§ Given instruction: Extract the lines that hold the string "кухне".

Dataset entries
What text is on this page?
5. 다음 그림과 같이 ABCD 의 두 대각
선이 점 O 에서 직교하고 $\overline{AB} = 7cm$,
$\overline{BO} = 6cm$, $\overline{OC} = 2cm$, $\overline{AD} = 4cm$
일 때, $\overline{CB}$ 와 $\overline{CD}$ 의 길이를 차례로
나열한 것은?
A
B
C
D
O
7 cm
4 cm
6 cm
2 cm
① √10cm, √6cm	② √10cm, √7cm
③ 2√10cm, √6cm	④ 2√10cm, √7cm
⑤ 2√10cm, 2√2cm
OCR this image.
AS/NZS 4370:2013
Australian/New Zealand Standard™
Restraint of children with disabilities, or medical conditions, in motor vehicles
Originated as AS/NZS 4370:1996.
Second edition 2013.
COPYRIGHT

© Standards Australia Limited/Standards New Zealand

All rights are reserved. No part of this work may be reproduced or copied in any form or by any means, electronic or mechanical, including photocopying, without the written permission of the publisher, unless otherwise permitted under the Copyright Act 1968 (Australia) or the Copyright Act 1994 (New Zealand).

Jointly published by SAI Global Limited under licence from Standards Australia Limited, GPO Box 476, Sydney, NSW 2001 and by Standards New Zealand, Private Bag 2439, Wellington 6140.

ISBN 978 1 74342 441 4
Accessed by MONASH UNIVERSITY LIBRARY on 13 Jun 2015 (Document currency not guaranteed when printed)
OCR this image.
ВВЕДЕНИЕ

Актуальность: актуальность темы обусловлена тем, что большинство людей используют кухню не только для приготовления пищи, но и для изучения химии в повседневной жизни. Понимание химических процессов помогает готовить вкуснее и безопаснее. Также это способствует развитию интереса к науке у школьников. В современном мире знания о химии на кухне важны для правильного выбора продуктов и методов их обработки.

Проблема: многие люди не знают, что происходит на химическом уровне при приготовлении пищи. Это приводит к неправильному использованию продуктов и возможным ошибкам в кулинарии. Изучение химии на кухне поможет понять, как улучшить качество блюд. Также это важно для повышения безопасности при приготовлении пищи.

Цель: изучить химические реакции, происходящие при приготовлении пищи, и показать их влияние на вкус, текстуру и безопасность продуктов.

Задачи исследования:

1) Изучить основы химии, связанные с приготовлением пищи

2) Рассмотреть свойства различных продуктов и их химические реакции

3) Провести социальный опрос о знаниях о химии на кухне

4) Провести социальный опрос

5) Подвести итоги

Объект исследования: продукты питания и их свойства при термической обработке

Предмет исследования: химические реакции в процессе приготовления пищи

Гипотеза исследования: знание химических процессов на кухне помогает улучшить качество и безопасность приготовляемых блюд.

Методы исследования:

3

§ Final result:
Актуальность: актуальность темы обусловлена тем, что большинство людей используют кухню не только для приготовления пищи, но и для изучения химии в повседневной жизни. Понимание химических процессов помогает готовить вкуснее и безопаснее. Также это способствует развитию интереса к науке у школьников. В современном мире знания о химии на кухне важны для правильного выбора продуктов и методов их обработки.
Проблема: многие люди не знают, что происходит на химическом уровне при приготовлении пищи. Это приводит к неправильному использованию продуктов и возможным ошибкам в кулинарии. Изучение химии на кухне поможет понять, как улучшить качество блюд. Также это важно для повышения безопасности при приготовлении пищи.
3) Провести социальный опрос о знаниях о химии на кухне
Гипотеза исследования: знание химических процессов на кухне помогает улучшить качество и безопасность приготовляемых блюд.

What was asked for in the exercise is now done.